MATERIAL:

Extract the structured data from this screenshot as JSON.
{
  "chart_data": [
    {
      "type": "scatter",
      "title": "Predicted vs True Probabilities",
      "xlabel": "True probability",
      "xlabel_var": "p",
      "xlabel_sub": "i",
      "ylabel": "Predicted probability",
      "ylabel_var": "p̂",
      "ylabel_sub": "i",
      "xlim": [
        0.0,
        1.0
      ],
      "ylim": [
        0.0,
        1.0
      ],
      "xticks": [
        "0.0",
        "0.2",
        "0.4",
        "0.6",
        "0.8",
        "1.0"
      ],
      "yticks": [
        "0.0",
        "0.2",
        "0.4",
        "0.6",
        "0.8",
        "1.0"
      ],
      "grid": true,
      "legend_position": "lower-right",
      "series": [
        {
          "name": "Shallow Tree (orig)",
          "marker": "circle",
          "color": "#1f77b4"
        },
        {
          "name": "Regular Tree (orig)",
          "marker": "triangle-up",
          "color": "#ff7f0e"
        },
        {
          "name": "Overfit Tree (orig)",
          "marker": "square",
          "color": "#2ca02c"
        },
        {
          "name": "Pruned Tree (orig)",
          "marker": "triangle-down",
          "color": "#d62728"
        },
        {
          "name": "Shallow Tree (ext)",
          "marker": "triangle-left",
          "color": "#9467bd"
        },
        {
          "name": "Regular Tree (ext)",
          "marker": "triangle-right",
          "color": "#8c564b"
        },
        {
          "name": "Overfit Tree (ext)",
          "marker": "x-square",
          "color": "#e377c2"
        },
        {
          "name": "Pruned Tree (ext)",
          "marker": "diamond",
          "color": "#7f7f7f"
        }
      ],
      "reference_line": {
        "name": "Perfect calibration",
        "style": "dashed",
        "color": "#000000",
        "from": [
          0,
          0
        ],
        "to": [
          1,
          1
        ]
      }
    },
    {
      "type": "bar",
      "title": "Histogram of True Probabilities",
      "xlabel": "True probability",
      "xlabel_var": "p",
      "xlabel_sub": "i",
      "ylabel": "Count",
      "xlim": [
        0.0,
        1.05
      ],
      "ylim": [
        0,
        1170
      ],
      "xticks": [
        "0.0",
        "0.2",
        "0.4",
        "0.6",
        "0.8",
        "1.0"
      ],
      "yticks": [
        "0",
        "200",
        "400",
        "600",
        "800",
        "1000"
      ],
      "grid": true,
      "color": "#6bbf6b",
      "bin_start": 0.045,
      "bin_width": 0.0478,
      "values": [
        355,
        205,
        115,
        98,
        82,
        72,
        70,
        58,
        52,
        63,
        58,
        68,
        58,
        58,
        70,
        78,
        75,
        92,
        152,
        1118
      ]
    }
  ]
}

TASK: Extract the full set of entries word for word.

TASK RESPONSE:
Extract the structured data from this screenshot as JSON.
{
  "chart_data": [
    {
      "type": "scatter",
      "title": "Predicted vs True Probabilities",
      "xlabel": "True probability",
      "xlabel_var": "p",
      "xlabel_sub": "i",
      "ylabel": "Predicted probability",
      "ylabel_var": "p̂",
      "ylabel_sub": "i",
      "xlim": [
        0.0,
        1.0
      ],
      "ylim": [
        0.0,
        1.0
      ],
      "xticks": [
        "0.0",
        "0.2",
        "0.4",
        "0.6",
        "0.8",
        "1.0"
      ],
      "yticks": [
        "0.0",
        "0.2",
        "0.4",
        "0.6",
        "0.8",
        "1.0"
      ],
      "grid": true,
      "legend_position": "lower-right",
      "series": [
        {
          "name": "Shallow Tree (orig)",
          "marker": "circle",
          "color": "#1f77b4"
        },
        {
          "name": "Regular Tree (orig)",
          "marker": "triangle-up",
          "color": "#ff7f0e"
        },
        {
          "name": "Overfit Tree (orig)",
          "marker": "square",
          "color": "#2ca02c"
        },
        {
          "name": "Pruned Tree (orig)",
          "marker": "triangle-down",
          "color": "#d62728"
        },
        {
          "name": "Shallow Tree (ext)",
          "marker": "triangle-left",
          "color": "#9467bd"
        },
        {
          "name": "Regular Tree (ext)",
          "marker": "triangle-right",
          "color": "#8c564b"
        },
        {
          "name": "Overfit Tree (ext)",
          "marker": "x-square",
          "color": "#e377c2"
        },
        {
          "name": "Pruned Tree (ext)",
          "marker": "diamond",
          "color": "#7f7f7f"
        }
      ],
      "reference_line": {
        "name": "Perfect calibration",
        "style": "dashed",
        "color": "#000000",
        "from": [
          0,
          0
        ],
        "to": [
          1,
          1
        ]
      }
    },
    {
      "type": "bar",
      "title": "Histogram of True Probabilities",
      "xlabel": "True probability",
      "xlabel_var": "p",
      "xlabel_sub": "i",
      "ylabel": "Count",
      "xlim": [
        0.0,
        1.05
      ],
      "ylim": [
        0,
        1170
      ],
      "xticks": [
        "0.0",
        "0.2",
        "0.4",
        "0.6",
        "0.8",
        "1.0"
      ],
      "yticks": [
        "0",
        "200",
        "400",
        "600",
        "800",
        "1000"
      ],
      "grid": true,
      "color": "#6bbf6b",
      "bin_start": 0.045,
      "bin_width": 0.0478,
      "values": [
        355,
        205,
        115,
        98,
        82,
        72,
        70,
        58,
        52,
        63,
        58,
        68,
        58,
        58,
        70,
        78,
        75,
        92,
        152,
        1118
      ]
    }
  ]
}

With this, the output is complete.